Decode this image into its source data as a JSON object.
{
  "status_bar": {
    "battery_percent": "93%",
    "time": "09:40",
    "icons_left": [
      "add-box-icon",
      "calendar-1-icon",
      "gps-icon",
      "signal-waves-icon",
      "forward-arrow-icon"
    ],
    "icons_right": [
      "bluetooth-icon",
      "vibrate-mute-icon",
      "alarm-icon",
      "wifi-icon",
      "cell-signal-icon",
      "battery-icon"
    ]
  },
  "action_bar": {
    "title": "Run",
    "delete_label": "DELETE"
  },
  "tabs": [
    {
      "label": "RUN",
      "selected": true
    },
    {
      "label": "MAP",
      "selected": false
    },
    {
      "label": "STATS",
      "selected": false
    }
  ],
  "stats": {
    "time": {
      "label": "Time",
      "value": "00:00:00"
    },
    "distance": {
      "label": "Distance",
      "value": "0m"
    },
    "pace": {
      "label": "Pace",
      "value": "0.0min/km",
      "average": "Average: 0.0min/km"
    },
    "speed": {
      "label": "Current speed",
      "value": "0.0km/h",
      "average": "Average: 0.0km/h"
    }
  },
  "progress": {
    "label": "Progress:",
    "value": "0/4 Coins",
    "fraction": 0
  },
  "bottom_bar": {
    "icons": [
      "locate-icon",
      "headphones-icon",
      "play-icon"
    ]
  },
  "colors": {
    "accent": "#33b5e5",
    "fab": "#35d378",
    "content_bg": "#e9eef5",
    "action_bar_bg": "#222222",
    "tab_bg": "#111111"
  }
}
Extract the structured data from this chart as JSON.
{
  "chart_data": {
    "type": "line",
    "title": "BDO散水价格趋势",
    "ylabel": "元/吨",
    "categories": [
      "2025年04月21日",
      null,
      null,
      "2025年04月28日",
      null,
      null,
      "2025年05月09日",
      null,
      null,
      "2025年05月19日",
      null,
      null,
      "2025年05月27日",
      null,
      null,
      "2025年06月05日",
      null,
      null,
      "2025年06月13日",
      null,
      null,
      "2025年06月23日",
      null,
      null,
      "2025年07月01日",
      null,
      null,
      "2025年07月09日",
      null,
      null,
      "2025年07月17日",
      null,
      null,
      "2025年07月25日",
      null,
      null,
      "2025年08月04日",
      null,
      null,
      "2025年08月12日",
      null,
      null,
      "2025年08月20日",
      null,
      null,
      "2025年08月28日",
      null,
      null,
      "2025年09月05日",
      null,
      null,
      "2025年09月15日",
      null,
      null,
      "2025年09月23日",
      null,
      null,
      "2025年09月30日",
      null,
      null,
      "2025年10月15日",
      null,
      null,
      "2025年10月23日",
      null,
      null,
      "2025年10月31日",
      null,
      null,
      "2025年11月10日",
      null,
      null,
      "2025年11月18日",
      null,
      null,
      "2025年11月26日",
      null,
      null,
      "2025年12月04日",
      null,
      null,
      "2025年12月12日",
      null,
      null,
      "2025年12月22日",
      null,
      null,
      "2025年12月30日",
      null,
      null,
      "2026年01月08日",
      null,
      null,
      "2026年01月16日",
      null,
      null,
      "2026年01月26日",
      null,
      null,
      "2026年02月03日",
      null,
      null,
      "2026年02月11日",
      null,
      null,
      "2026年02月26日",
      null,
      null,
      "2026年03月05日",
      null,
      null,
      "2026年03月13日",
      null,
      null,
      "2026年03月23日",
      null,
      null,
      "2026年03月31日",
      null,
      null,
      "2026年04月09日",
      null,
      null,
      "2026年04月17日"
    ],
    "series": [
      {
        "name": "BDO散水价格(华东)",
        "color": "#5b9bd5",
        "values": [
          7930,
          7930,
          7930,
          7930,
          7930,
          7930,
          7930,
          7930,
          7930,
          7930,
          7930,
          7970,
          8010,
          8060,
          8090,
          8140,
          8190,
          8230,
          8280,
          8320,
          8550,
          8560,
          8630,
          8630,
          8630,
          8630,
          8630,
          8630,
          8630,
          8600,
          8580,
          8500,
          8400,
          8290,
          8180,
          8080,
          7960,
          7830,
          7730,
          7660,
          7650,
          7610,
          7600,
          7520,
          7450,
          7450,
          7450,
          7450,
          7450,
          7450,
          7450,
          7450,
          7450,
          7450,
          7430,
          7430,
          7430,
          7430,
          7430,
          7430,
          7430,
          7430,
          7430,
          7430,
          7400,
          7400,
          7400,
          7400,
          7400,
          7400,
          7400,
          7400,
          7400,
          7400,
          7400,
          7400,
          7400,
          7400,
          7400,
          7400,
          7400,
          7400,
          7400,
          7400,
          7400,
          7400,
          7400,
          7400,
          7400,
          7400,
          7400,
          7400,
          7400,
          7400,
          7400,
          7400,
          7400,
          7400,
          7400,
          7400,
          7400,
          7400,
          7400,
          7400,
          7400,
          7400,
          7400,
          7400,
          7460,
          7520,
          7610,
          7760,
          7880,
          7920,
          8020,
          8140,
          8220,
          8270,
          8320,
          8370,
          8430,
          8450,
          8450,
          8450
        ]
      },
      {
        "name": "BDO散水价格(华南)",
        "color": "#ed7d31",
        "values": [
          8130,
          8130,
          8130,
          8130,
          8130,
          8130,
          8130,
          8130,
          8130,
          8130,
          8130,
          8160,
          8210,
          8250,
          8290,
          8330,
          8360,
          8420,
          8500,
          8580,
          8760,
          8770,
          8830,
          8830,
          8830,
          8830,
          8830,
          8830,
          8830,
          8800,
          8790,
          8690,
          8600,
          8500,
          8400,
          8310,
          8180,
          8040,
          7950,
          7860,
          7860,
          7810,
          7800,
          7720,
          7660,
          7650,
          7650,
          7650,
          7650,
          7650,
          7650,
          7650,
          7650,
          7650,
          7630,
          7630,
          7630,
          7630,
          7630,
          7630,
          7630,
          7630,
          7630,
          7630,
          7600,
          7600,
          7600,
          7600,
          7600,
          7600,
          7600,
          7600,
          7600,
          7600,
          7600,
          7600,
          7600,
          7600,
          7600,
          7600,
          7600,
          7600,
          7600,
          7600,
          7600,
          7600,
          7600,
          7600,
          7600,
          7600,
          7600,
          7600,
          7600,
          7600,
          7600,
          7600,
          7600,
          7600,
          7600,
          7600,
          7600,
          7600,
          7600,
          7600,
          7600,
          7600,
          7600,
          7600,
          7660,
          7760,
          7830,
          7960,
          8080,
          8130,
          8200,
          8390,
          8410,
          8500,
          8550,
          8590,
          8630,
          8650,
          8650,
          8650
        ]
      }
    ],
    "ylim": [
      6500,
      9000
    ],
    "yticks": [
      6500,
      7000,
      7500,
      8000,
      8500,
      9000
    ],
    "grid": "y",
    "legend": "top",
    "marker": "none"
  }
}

══════════════════════════════

• [Exercise instructions] Print the material verbatim, all of it.

• [Correct response]
Decode this image into its source data as a JSON object.
{
  "status_bar": {
    "battery_percent": "93%",
    "time": "09:40",
    "icons_left": [
      "add-box-icon",
      "calendar-1-icon",
      "gps-icon",
      "signal-waves-icon",
      "forward-arrow-icon"
    ],
    "icons_right": [
      "bluetooth-icon",
      "vibrate-mute-icon",
      "alarm-icon",
      "wifi-icon",
      "cell-signal-icon",
      "battery-icon"
    ]
  },
  "action_bar": {
    "title": "Run",
    "delete_label": "DELETE"
  },
  "tabs": [
    {
      "label": "RUN",
      "selected": true
    },
    {
      "label": "MAP",
      "selected": false
    },
    {
      "label": "STATS",
      "selected": false
    }
  ],
  "stats": {
    "time": {
      "label": "Time",
      "value": "00:00:00"
    },
    "distance": {
      "label": "Distance",
      "value": "0m"
    },
    "pace": {
      "label": "Pace",
      "value": "0.0min/km",
      "average": "Average: 0.0min/km"
    },
    "speed": {
      "label": "Current speed",
      "value": "0.0km/h",
      "average": "Average: 0.0km/h"
    }
  },
  "progress": {
    "label": "Progress:",
    "value": "0/4 Coins",
    "fraction": 0
  },
  "bottom_bar": {
    "icons": [
      "locate-icon",
      "headphones-icon",
      "play-icon"
    ]
  },
  "colors": {
    "accent": "#33b5e5",
    "fab": "#35d378",
    "content_bg": "#e9eef5",
    "action_bar_bg": "#222222",
    "tab_bg": "#111111"
  }
}
Extract the structured data from this chart as JSON.
{
  "chart_data": {
    "type": "line",
    "title": "BDO散水价格趋势",
    "ylabel": "元/吨",
    "categories": [
      "2025年04月21日",
      null,
      null,
      "2025年04月28日",
      null,
      null,
      "2025年05月09日",
      null,
      null,
      "2025年05月19日",
      null,
      null,
      "2025年05月27日",
      null,
      null,
      "2025年06月05日",
      null,
      null,
      "2025年06月13日",
      null,
      null,
      "2025年06月23日",
      null,
      null,
      "2025年07月01日",
      null,
      null,
      "2025年07月09日",
      null,
      null,
      "2025年07月17日",
      null,
      null,
      "2025年07月25日",
      null,
      null,
      "2025年08月04日",
      null,
      null,
      "2025年08月12日",
      null,
      null,
      "2025年08月20日",
      null,
      null,
      "2025年08月28日",
      null,
      null,
      "2025年09月05日",
      null,
      null,
      "2025年09月15日",
      null,
      null,
      "2025年09月23日",
      null,
      null,
      "2025年09月30日",
      null,
      null,
      "2025年10月15日",
      null,
      null,
      "2025年10月23日",
      null,
      null,
      "2025年10月31日",
      null,
      null,
      "2025年11月10日",
      null,
      null,
      "2025年11月18日",
      null,
      null,
      "2025年11月26日",
      null,
      null,
      "2025年12月04日",
      null,
      null,
      "2025年12月12日",
      null,
      null,
      "2025年12月22日",
      null,
      null,
      "2025年12月30日",
      null,
      null,
      "2026年01月08日",
      null,
      null,
      "2026年01月16日",
      null,
      null,
      "2026年01月26日",
      null,
      null,
      "2026年02月03日",
      null,
      null,
      "2026年02月11日",
      null,
      null,
      "2026年02月26日",
      null,
      null,
      "2026年03月05日",
      null,
      null,
      "2026年03月13日",
      null,
      null,
      "2026年03月23日",
      null,
      null,
      "2026年03月31日",
      null,
      null,
      "2026年04月09日",
      null,
      null,
      "2026年04月17日"
    ],
    "series": [
      {
        "name": "BDO散水价格(华东)",
        "color": "#5b9bd5",
        "values": [
          7930,
          7930,
          7930,
          7930,
          7930,
          7930,
          7930,
          7930,
          7930,
          7930,
          7930,
          7970,
          8010,
          8060,
          8090,
          8140,
          8190,
          8230,
          8280,
          8320,
          8550,
          8560,
          8630,
          8630,
          8630,
          8630,
          8630,
          8630,
          8630,
          8600,
          8580,
          8500,
          8400,
          8290,
          8180,
          8080,
          7960,
          7830,
          7730,
          7660,
          7650,
          7610,
          7600,
          7520,
          7450,
          7450,
          7450,
          7450,
          7450,
          7450,
          7450,
          7450,
          7450,
          7450,
          7430,
          7430,
          7430,
          7430,
          7430,
          7430,
          7430,
          7430,
          7430,
          7430,
          7400,
          7400,
          7400,
          7400,
          7400,
          7400,
          7400,
          7400,
          7400,
          7400,
          7400,
          7400,
          7400,
          7400,
          7400,
          7400,
          7400,
          7400,
          7400,
          7400,
          7400,
          7400,
          7400,
          7400,
          7400,
          7400,
          7400,
          7400,
          7400,
          7400,
          7400,
          7400,
          7400,
          7400,
          7400,
          7400,
          7400,
          7400,
          7400,
          7400,
          7400,
          7400,
          7400,
          7400,
          7460,
          7520,
          7610,
          7760,
          7880,
          7920,
          8020,
          8140,
          8220,
          8270,
          8320,
          8370,
          8430,
          8450,
          8450,
          8450
        ]
      },
      {
        "name": "BDO散水价格(华南)",
        "color": "#ed7d31",
        "values": [
          8130,
          8130,
          8130,
          8130,
          8130,
          8130,
          8130,
          8130,
          8130,
          8130,
          8130,
          8160,
          8210,
          8250,
          8290,
          8330,
          8360,
          8420,
          8500,
          8580,
          8760,
          8770,
          8830,
          8830,
          8830,
          8830,
          8830,
          8830,
          8830,
          8800,
          8790,
          8690,
          8600,
          8500,
          8400,
          8310,
          8180,
          8040,
          7950,
          7860,
          7860,
          7810,
          7800,
          7720,
          7660,
          7650,
          7650,
          7650,
          7650,
          7650,
          7650,
          7650,
          7650,
          7650,
          7630,
          7630,
          7630,
          7630,
          7630,
          7630,
          7630,
          7630,
          7630,
          7630,
          7600,
          7600,
          7600,
          7600,
          7600,
          7600,
          7600,
          7600,
          7600,
          7600,
          7600,
          7600,
          7600,
          7600,
          7600,
          7600,
          7600,
          7600,
          7600,
          7600,
          7600,
          7600,
          7600,
          7600,
          7600,
          7600,
          7600,
          7600,
          7600,
          7600,
          7600,
          7600,
          7600,
          7600,
          7600,
          7600,
          7600,
          7600,
          7600,
          7600,
          7600,
          7600,
          7600,
          7600,
          7660,
          7760,
          7830,
          7960,
          8080,
          8130,
          8200,
          8390,
          8410,
          8500,
          8550,
          8590,
          8630,
          8650,
          8650,
          8650
        ]
      }
    ],
    "ylim": [
      6500,
      9000
    ],
    "yticks": [
      6500,
      7000,
      7500,
      8000,
      8500,
      9000
    ],
    "grid": "y",
    "legend": "top",
    "marker": "none"
  }
}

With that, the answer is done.